Set down the material below in full, matching it exactly.

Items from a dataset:
┄┄┄┄┄┄┄┄┄┄┄┄┄┄┄┄┄┄┄┄

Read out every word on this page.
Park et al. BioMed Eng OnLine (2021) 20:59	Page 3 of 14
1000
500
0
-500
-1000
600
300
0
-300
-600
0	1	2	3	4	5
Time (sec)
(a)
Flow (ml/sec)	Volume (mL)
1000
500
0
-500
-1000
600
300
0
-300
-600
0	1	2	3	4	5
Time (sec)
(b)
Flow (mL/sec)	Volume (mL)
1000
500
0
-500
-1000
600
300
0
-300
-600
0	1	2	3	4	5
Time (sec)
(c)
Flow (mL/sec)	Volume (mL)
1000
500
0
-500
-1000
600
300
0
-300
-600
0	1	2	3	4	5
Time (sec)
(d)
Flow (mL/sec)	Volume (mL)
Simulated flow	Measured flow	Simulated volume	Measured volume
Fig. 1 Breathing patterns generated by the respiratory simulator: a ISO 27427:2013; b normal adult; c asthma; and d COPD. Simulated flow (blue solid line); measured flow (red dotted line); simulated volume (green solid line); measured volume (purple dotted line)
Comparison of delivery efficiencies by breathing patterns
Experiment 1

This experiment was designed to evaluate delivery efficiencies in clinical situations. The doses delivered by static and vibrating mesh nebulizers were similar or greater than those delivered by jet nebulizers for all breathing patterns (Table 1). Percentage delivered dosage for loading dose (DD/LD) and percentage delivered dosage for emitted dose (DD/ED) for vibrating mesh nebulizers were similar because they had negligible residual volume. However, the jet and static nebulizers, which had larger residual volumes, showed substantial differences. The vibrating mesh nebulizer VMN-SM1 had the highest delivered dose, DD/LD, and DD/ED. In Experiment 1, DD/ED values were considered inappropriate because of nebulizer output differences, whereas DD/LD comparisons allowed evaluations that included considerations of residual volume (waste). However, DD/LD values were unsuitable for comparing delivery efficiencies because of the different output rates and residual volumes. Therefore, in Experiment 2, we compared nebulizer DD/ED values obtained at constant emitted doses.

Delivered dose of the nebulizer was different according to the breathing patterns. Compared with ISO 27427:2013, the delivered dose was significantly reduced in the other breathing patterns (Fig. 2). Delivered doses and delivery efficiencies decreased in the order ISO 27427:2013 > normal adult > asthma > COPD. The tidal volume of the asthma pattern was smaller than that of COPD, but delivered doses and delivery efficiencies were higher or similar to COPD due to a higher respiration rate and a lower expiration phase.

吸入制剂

┄┄┄┄┄┄┄┄┄┄┄┄┄┄┄┄┄┄┄┄

== Result ==
Read out every word on this page.
Park et al. BioMed Eng OnLine (2021) 20:59	Page 3 of 14
1000
500
0
-500
-1000
600
300
0
-300
-600
0	1	2	3	4	5
Time (sec)
(a)
Flow (ml/sec)	Volume (mL)
1000
500
0
-500
-1000
600
300
0
-300
-600
0	1	2	3	4	5
Time (sec)
(b)
Flow (mL/sec)	Volume (mL)
1000
500
0
-500
-1000
600
300
0
-300
-600
0	1	2	3	4	5
Time (sec)
(c)
Flow (mL/sec)	Volume (mL)
1000
500
0
-500
-1000
600
300
0
-300
-600
0	1	2	3	4	5
Time (sec)
(d)
Flow (mL/sec)	Volume (mL)
Simulated flow	Measured flow	Simulated volume	Measured volume
Fig. 1 Breathing patterns generated by the respiratory simulator: a ISO 27427:2013; b normal adult; c asthma; and d COPD. Simulated flow (blue solid line); measured flow (red dotted line); simulated volume (green solid line); measured volume (purple dotted line)
Comparison of delivery efficiencies by breathing patterns
Experiment 1

This experiment was designed to evaluate delivery efficiencies in clinical situations. The doses delivered by static and vibrating mesh nebulizers were similar or greater than those delivered by jet nebulizers for all breathing patterns (Table 1). Percentage delivered dosage for loading dose (DD/LD) and percentage delivered dosage for emitted dose (DD/ED) for vibrating mesh nebulizers were similar because they had negligible residual volume. However, the jet and static nebulizers, which had larger residual volumes, showed substantial differences. The vibrating mesh nebulizer VMN-SM1 had the highest delivered dose, DD/LD, and DD/ED. In Experiment 1, DD/ED values were considered inappropriate because of nebulizer output differences, whereas DD/LD comparisons allowed evaluations that included considerations of residual volume (waste). However, DD/LD values were unsuitable for comparing delivery efficiencies because of the different output rates and residual volumes. Therefore, in Experiment 2, we compared nebulizer DD/ED values obtained at constant emitted doses.

Delivered dose of the nebulizer was different according to the breathing patterns. Compared with ISO 27427:2013, the delivered dose was significantly reduced in the other breathing patterns (Fig. 2). Delivered doses and delivery efficiencies decreased in the order ISO 27427:2013 > normal adult > asthma > COPD. The tidal volume of the asthma pattern was smaller than that of COPD, but delivered doses and delivery efficiencies were higher or similar to COPD due to a higher respiration rate and a lower expiration phase.

吸入制剂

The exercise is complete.